Set problem –
Show only lines that include "viewport".

The data –
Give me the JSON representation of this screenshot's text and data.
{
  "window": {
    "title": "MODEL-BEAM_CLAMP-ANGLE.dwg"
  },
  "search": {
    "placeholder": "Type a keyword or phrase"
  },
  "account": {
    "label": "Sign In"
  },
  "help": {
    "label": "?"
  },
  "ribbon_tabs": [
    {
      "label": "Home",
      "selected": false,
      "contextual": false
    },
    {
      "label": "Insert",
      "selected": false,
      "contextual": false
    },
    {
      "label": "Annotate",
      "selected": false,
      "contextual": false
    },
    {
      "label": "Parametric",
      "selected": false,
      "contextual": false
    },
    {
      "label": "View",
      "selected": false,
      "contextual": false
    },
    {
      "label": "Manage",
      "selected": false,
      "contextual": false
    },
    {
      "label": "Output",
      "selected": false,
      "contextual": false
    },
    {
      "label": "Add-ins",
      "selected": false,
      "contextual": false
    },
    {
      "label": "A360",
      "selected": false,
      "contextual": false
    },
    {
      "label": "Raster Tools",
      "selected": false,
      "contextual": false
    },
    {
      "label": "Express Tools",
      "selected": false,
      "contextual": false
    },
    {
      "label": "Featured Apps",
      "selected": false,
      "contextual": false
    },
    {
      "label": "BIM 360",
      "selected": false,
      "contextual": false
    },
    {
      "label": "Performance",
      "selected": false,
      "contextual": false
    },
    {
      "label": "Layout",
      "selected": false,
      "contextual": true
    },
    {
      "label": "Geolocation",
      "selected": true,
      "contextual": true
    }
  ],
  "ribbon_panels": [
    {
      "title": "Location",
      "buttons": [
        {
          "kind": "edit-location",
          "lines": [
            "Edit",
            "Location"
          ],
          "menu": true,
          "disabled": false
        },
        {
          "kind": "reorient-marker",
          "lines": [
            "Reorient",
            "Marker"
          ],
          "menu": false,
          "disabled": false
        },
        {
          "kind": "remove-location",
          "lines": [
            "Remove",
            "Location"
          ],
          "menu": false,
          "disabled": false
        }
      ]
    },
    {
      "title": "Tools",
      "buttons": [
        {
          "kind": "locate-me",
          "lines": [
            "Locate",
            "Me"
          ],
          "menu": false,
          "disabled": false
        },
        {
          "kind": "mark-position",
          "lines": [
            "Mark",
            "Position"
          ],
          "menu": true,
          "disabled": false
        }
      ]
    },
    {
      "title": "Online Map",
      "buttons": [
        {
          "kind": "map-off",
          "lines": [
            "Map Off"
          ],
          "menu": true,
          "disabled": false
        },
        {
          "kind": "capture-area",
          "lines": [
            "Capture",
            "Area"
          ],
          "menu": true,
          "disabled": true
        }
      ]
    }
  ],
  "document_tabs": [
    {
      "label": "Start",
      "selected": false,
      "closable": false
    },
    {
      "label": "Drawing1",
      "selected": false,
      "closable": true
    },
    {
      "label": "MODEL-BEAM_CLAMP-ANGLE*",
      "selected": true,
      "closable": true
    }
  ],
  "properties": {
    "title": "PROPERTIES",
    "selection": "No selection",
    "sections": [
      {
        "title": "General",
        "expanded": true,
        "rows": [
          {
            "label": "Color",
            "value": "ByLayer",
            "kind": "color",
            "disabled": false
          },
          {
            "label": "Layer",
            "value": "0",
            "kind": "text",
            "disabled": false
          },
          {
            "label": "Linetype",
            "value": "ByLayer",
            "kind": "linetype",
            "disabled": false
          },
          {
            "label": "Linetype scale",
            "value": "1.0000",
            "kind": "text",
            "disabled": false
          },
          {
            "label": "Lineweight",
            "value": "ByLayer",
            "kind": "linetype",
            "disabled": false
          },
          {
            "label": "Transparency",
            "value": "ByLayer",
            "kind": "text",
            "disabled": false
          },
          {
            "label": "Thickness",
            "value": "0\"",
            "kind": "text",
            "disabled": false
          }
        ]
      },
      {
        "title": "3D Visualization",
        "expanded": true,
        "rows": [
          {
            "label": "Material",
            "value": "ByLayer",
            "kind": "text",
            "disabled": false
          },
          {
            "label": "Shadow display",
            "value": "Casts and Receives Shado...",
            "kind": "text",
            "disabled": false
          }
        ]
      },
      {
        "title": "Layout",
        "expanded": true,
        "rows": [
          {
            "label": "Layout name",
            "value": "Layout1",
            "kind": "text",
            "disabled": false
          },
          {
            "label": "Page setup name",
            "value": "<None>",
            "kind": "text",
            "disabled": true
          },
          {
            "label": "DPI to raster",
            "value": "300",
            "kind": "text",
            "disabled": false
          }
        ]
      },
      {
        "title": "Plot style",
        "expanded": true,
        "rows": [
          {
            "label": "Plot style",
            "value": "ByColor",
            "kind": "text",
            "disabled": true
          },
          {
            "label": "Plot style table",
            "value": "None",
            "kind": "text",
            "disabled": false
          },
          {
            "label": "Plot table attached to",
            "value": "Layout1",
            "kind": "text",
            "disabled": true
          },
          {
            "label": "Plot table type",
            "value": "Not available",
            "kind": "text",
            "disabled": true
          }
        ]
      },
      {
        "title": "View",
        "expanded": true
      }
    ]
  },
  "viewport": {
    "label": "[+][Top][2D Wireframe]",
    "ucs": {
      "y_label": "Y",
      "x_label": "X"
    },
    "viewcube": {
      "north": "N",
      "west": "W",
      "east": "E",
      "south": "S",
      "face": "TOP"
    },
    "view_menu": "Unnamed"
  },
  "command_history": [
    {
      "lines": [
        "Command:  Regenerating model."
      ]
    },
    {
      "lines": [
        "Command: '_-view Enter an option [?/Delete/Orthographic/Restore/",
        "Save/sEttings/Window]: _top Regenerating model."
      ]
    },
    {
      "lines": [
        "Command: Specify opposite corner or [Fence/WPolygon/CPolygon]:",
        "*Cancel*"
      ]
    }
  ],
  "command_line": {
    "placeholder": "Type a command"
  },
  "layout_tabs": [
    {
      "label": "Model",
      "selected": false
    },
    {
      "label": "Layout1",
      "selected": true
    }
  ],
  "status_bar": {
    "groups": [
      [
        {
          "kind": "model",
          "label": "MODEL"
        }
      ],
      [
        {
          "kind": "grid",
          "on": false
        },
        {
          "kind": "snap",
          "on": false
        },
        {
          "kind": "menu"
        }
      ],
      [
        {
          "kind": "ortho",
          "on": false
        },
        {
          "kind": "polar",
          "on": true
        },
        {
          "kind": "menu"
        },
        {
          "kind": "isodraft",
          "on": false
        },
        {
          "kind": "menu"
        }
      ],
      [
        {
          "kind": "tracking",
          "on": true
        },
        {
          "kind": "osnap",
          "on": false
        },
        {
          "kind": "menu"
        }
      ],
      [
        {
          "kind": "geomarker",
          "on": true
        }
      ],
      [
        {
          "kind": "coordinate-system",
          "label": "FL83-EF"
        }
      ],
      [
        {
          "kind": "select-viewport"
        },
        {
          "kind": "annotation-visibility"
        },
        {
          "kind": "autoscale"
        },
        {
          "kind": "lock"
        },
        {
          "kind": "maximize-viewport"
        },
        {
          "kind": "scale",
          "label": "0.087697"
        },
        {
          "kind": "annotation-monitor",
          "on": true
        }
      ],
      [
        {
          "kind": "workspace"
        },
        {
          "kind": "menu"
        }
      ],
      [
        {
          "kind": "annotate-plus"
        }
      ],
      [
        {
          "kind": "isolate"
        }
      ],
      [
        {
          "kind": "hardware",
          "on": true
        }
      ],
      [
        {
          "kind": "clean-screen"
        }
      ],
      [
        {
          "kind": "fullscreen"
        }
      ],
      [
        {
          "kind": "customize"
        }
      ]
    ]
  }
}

Result –
  "viewport": {
          "kind": "select-viewport"
          "kind": "maximize-viewport"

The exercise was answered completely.